■ DATA SUPPLIED:
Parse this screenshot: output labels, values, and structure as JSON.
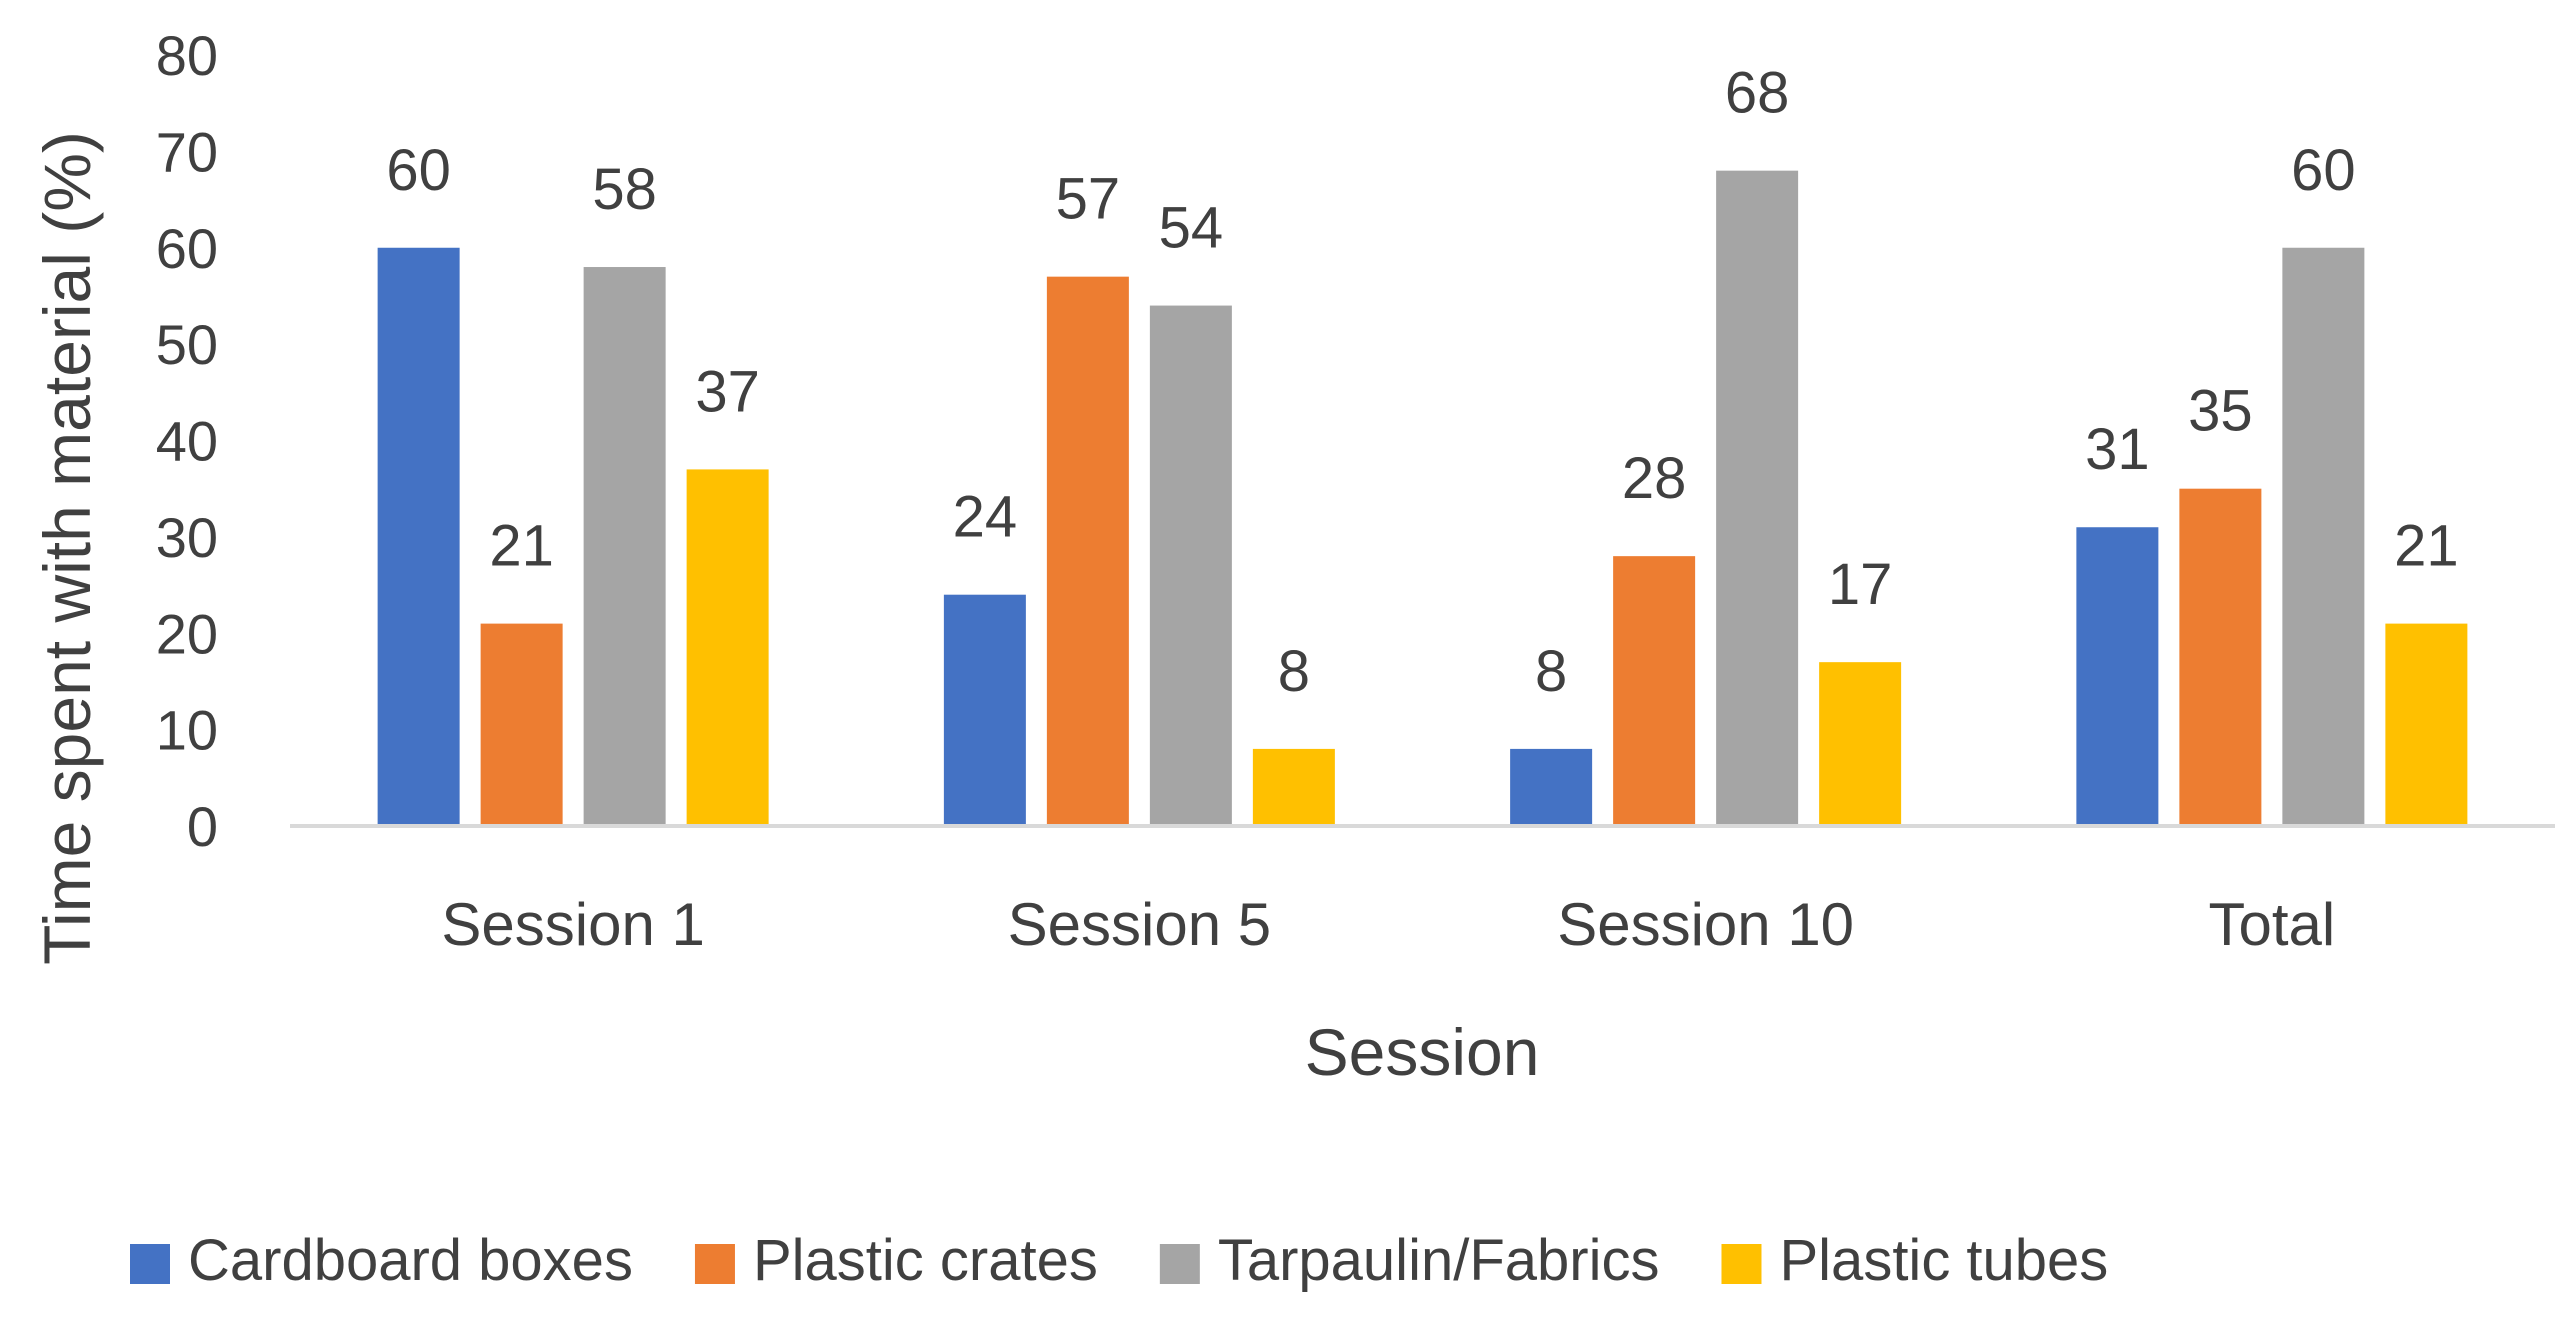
{
  "chart_data": {
    "type": "bar",
    "categories": [
      "Session 1",
      "Session 5",
      "Session 10",
      "Total"
    ],
    "series": [
      {
        "name": "Cardboard boxes",
        "color": "#4472C4",
        "values": [
          60,
          24,
          8,
          31
        ],
        "labels": [
          "60",
          "24",
          "8",
          "31"
        ]
      },
      {
        "name": "Plastic crates",
        "color": "#ED7D31",
        "values": [
          21,
          57,
          28,
          35
        ],
        "labels": [
          "21",
          "57",
          "28",
          "35"
        ]
      },
      {
        "name": "Tarpaulin/Fabrics",
        "color": "#A5A5A5",
        "values": [
          58,
          54,
          68,
          60
        ],
        "labels": [
          "58",
          "54",
          "68",
          "60"
        ]
      },
      {
        "name": "Plastic tubes",
        "color": "#FFC000",
        "values": [
          37,
          8,
          17,
          21
        ],
        "labels": [
          "37",
          "8",
          "17",
          "21"
        ]
      }
    ],
    "xlabel": "Session",
    "ylabel": "Time spent with material (%)",
    "ylim": [
      0,
      80
    ],
    "yticks": [
      "0",
      "10",
      "20",
      "30",
      "40",
      "50",
      "60",
      "70",
      "80"
    ],
    "grid": false,
    "legend_position": "bottom",
    "data_labels": true
  }
}
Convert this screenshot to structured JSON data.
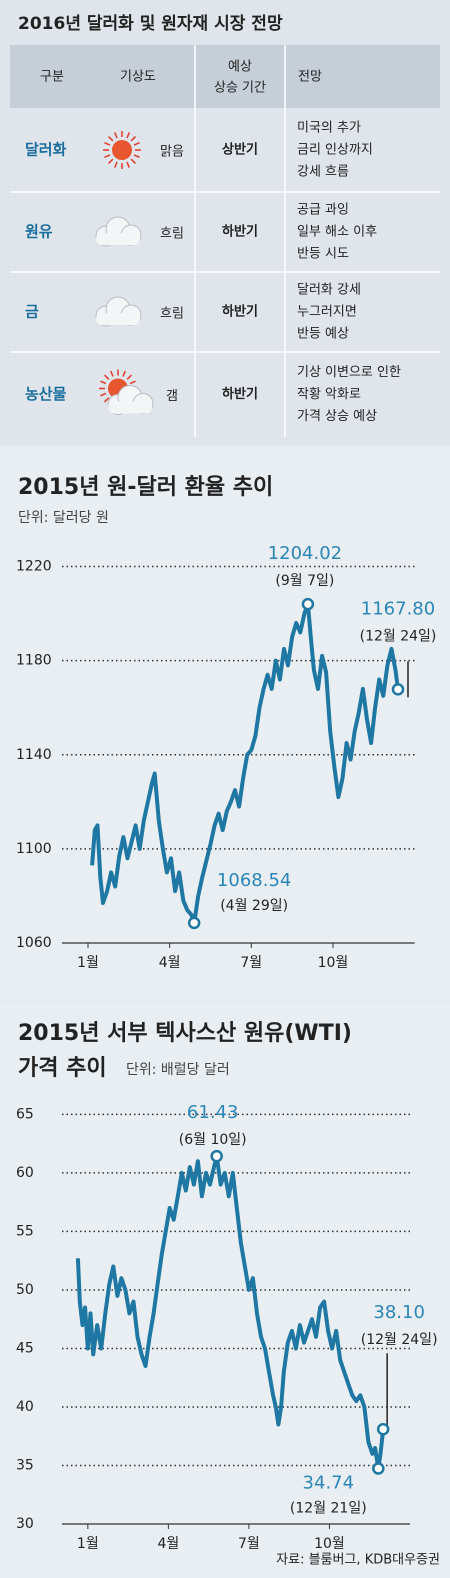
{
  "table": {
    "title": "2016년 달러화 및 원자재 시장 전망",
    "header": [
      "구분",
      "기상도",
      [
        "예상",
        "상승 기간"
      ],
      "전망"
    ],
    "rows": [
      {
        "name": "달러화",
        "icon": "sun",
        "weather": "맑음",
        "period": "상반기",
        "outlook": [
          "미국의 추가",
          "금리 인상까지",
          "강세 흐름"
        ]
      },
      {
        "name": "원유",
        "icon": "cloud",
        "weather": "흐림",
        "period": "하반기",
        "outlook": [
          "공급 과잉",
          "일부 해소 이후",
          "반등 시도"
        ]
      },
      {
        "name": "금",
        "icon": "cloud",
        "weather": "흐림",
        "period": "하반기",
        "outlook": [
          "달러화 강세",
          "누그러지면",
          "반등 예상"
        ]
      },
      {
        "name": "농산물",
        "icon": "sun-cloud",
        "weather": "갬",
        "period": "하반기",
        "outlook": [
          "기상 이변으로 인한",
          "작황 악화로",
          "가격 상승 예상"
        ]
      }
    ]
  },
  "chart_data": [
    {
      "type": "line",
      "title": [
        "2015년 원-달러 환율 추이"
      ],
      "subtitle": "단위: 달러당 원",
      "color": "#1f77a3",
      "x": [
        1.15,
        1.25,
        1.35,
        1.45,
        1.55,
        1.7,
        1.85,
        2.0,
        2.15,
        2.3,
        2.45,
        2.6,
        2.75,
        2.9,
        3.05,
        3.2,
        3.35,
        3.45,
        3.6,
        3.75,
        3.9,
        4.05,
        4.2,
        4.35,
        4.5,
        4.65,
        4.8,
        4.9,
        5.05,
        5.2,
        5.35,
        5.5,
        5.65,
        5.8,
        5.95,
        6.1,
        6.25,
        6.4,
        6.55,
        6.7,
        6.85,
        7.0,
        7.15,
        7.3,
        7.45,
        7.6,
        7.75,
        7.9,
        8.05,
        8.2,
        8.35,
        8.5,
        8.65,
        8.8,
        8.95,
        9.08,
        9.2,
        9.3,
        9.45,
        9.6,
        9.75,
        9.9,
        10.05,
        10.2,
        10.35,
        10.5,
        10.65,
        10.8,
        10.95,
        11.1,
        11.25,
        11.4,
        11.55,
        11.7,
        11.85,
        12.0,
        12.15,
        12.3,
        12.39
      ],
      "values": [
        1093,
        1108,
        1110,
        1088,
        1077,
        1082,
        1090,
        1084,
        1097,
        1105,
        1096,
        1103,
        1110,
        1100,
        1112,
        1120,
        1128,
        1132,
        1112,
        1100,
        1090,
        1096,
        1082,
        1090,
        1078,
        1074,
        1072,
        1068.54,
        1080,
        1088,
        1095,
        1102,
        1110,
        1115,
        1108,
        1116,
        1120,
        1125,
        1118,
        1130,
        1140,
        1142,
        1148,
        1160,
        1168,
        1174,
        1168,
        1180,
        1172,
        1185,
        1178,
        1190,
        1196,
        1192,
        1200,
        1204.02,
        1188,
        1176,
        1168,
        1182,
        1175,
        1150,
        1135,
        1122,
        1130,
        1145,
        1138,
        1150,
        1158,
        1168,
        1155,
        1145,
        1160,
        1172,
        1165,
        1178,
        1185,
        1176,
        1167.8
      ],
      "xlim": [
        0.5,
        13.0
      ],
      "xticks": [
        {
          "value": 1,
          "label": "1월"
        },
        {
          "value": 4,
          "label": "4월"
        },
        {
          "value": 7,
          "label": "7월"
        },
        {
          "value": 10,
          "label": "10월"
        }
      ],
      "ylim": [
        1060,
        1230
      ],
      "yticks": [
        1060,
        1100,
        1140,
        1180,
        1220
      ],
      "grid": true,
      "annotations": [
        {
          "x": 9.08,
          "value": 1204.02,
          "label": "1204.02",
          "date": "(9월 7일)"
        },
        {
          "x": 12.39,
          "value": 1167.8,
          "label": "1167.80",
          "date": "(12월 24일)"
        },
        {
          "x": 4.9,
          "value": 1068.54,
          "label": "1068.54",
          "date": "(4월 29일)"
        }
      ]
    },
    {
      "type": "line",
      "title": [
        "2015년 서부 텍사스산 원유(WTI)",
        "가격 추이"
      ],
      "subtitle": "단위: 배럴당 달러",
      "color": "#1f77a3",
      "x": [
        0.63,
        0.7,
        0.8,
        0.9,
        1.0,
        1.1,
        1.2,
        1.35,
        1.5,
        1.65,
        1.8,
        1.95,
        2.1,
        2.25,
        2.4,
        2.55,
        2.7,
        2.85,
        3.0,
        3.15,
        3.3,
        3.45,
        3.6,
        3.75,
        3.9,
        4.05,
        4.2,
        4.35,
        4.5,
        4.65,
        4.8,
        4.95,
        5.1,
        5.25,
        5.4,
        5.55,
        5.7,
        5.8,
        5.95,
        6.1,
        6.25,
        6.4,
        6.55,
        6.7,
        6.85,
        7.0,
        7.15,
        7.3,
        7.45,
        7.6,
        7.75,
        7.9,
        8.0,
        8.1,
        8.2,
        8.3,
        8.45,
        8.6,
        8.75,
        8.9,
        9.05,
        9.2,
        9.35,
        9.5,
        9.65,
        9.8,
        9.95,
        10.1,
        10.25,
        10.4,
        10.55,
        10.7,
        10.85,
        11.0,
        11.15,
        11.3,
        11.45,
        11.6,
        11.7,
        11.82,
        11.9,
        12.0
      ],
      "values": [
        52.7,
        49,
        47,
        48.5,
        45,
        48,
        44.5,
        47,
        45,
        48,
        50.5,
        52,
        49.5,
        51,
        50,
        48,
        49,
        46,
        44.5,
        43.5,
        46,
        48,
        50.5,
        53,
        55,
        57,
        56,
        58,
        60,
        58.5,
        60.5,
        59,
        61,
        58,
        60,
        59,
        60.5,
        61.43,
        59,
        60,
        58,
        60,
        57,
        54,
        52,
        50,
        51,
        48,
        46,
        45,
        43,
        41,
        40,
        38.5,
        40,
        43,
        45.5,
        46.5,
        45,
        47,
        45.5,
        46.5,
        47.5,
        46,
        48.5,
        49,
        46.5,
        45,
        46.5,
        44,
        43,
        42,
        41,
        40.5,
        41,
        40,
        37,
        36,
        36.5,
        34.74,
        36,
        38.1
      ],
      "xlim": [
        0.5,
        13.0
      ],
      "xticks": [
        {
          "value": 1,
          "label": "1월"
        },
        {
          "value": 4,
          "label": "4월"
        },
        {
          "value": 7,
          "label": "7월"
        },
        {
          "value": 10,
          "label": "10월"
        }
      ],
      "ylim": [
        30,
        67
      ],
      "yticks": [
        30,
        35,
        40,
        45,
        50,
        55,
        60,
        65
      ],
      "grid": true,
      "annotations": [
        {
          "x": 5.8,
          "value": 61.43,
          "label": "61.43",
          "date": "(6월 10일)"
        },
        {
          "x": 12.0,
          "value": 38.1,
          "label": "38.10",
          "date": "(12월 24일)"
        },
        {
          "x": 11.82,
          "value": 34.74,
          "label": "34.74",
          "date": "(12월 21일)"
        }
      ]
    }
  ],
  "source": "자료: 블룸버그, KDB대우증권"
}
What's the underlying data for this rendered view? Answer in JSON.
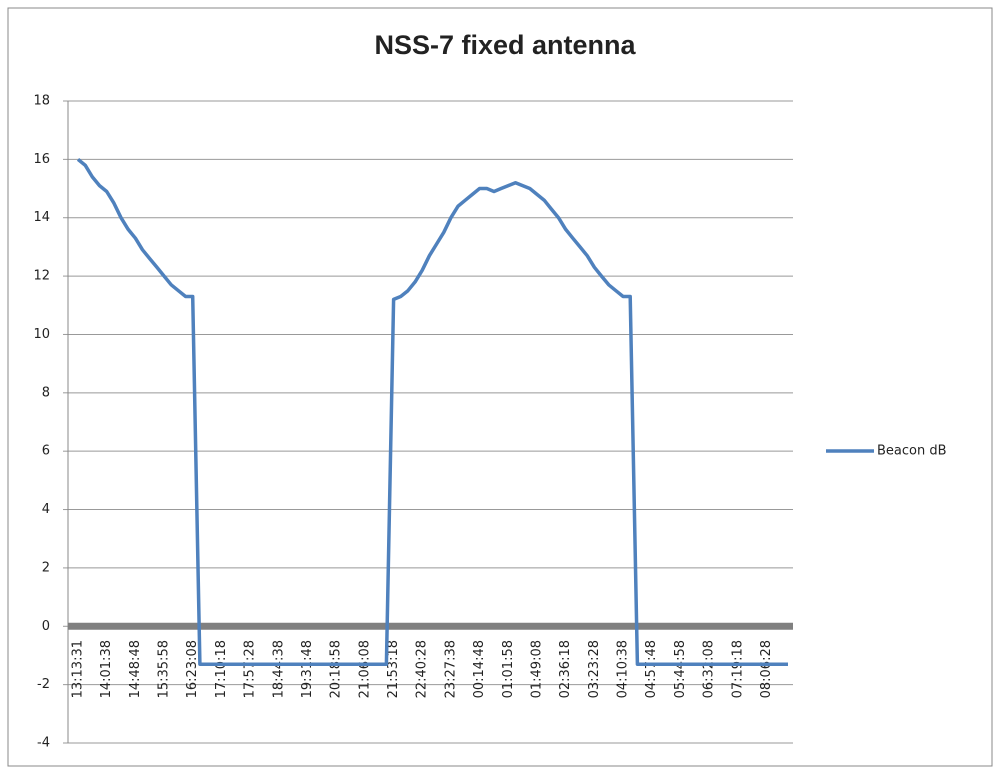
{
  "chart_data": {
    "type": "line",
    "title": "NSS-7 fixed antenna",
    "categories": [
      "13:13:31",
      null,
      null,
      null,
      "14:01:38",
      null,
      null,
      null,
      "14:48:48",
      null,
      null,
      null,
      "15:35:58",
      null,
      null,
      null,
      "16:23:08",
      null,
      null,
      null,
      "17:10:18",
      null,
      null,
      null,
      "17:57:28",
      null,
      null,
      null,
      "18:44:38",
      null,
      null,
      null,
      "19:31:48",
      null,
      null,
      null,
      "20:18:58",
      null,
      null,
      null,
      "21:06:08",
      null,
      null,
      null,
      "21:53:18",
      null,
      null,
      null,
      "22:40:28",
      null,
      null,
      null,
      "23:27:38",
      null,
      null,
      null,
      "00:14:48",
      null,
      null,
      null,
      "01:01:58",
      null,
      null,
      null,
      "01:49:08",
      null,
      null,
      null,
      "02:36:18",
      null,
      null,
      null,
      "03:23:28",
      null,
      null,
      null,
      "04:10:38",
      null,
      null,
      null,
      "04:57:48",
      null,
      null,
      null,
      "05:44:58",
      null,
      null,
      null,
      "06:32:08",
      null,
      null,
      null,
      "07:19:18",
      null,
      null,
      null,
      "08:06:28",
      null,
      null,
      null
    ],
    "series": [
      {
        "name": "Beacon dB",
        "color": "#4f81bd",
        "values": [
          16.0,
          15.8,
          15.4,
          15.1,
          14.9,
          14.5,
          14.0,
          13.6,
          13.3,
          12.9,
          12.6,
          12.3,
          12.0,
          11.7,
          11.5,
          11.3,
          11.3,
          -1.3,
          -1.3,
          -1.3,
          -1.3,
          -1.3,
          -1.3,
          -1.3,
          -1.3,
          -1.3,
          -1.3,
          -1.3,
          -1.3,
          -1.3,
          -1.3,
          -1.3,
          -1.3,
          -1.3,
          -1.3,
          -1.3,
          -1.3,
          -1.3,
          -1.3,
          -1.3,
          -1.3,
          -1.3,
          -1.3,
          -1.3,
          11.2,
          11.3,
          11.5,
          11.8,
          12.2,
          12.7,
          13.1,
          13.5,
          14.0,
          14.4,
          14.6,
          14.8,
          15.0,
          15.0,
          14.9,
          15.0,
          15.1,
          15.2,
          15.1,
          15.0,
          14.8,
          14.6,
          14.3,
          14.0,
          13.6,
          13.3,
          13.0,
          12.7,
          12.3,
          12.0,
          11.7,
          11.5,
          11.3,
          11.3,
          -1.3,
          -1.3,
          -1.3,
          -1.3,
          -1.3,
          -1.3,
          -1.3,
          -1.3,
          -1.3,
          -1.3,
          -1.3,
          -1.3,
          -1.3,
          -1.3,
          -1.3,
          -1.3,
          -1.3,
          -1.3,
          -1.3,
          -1.3,
          -1.3,
          -1.3
        ]
      }
    ],
    "ylim": [
      -4,
      18
    ],
    "yticks": [
      -4,
      -2,
      0,
      2,
      4,
      6,
      8,
      10,
      12,
      14,
      16,
      18
    ],
    "grid": true,
    "legend": "right"
  }
}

■ SHORT TASK:
Look through the material above. Copy each line where the word "date" appears.

■ WORKED SOLUTION:
          "date": "(9월 7일)"
          "date": "(12월 24일)"
          "date": "(4월 29일)"
          "date": "(6월 10일)"
          "date": "(12월 24일)"
          "date": "(12월 21일)"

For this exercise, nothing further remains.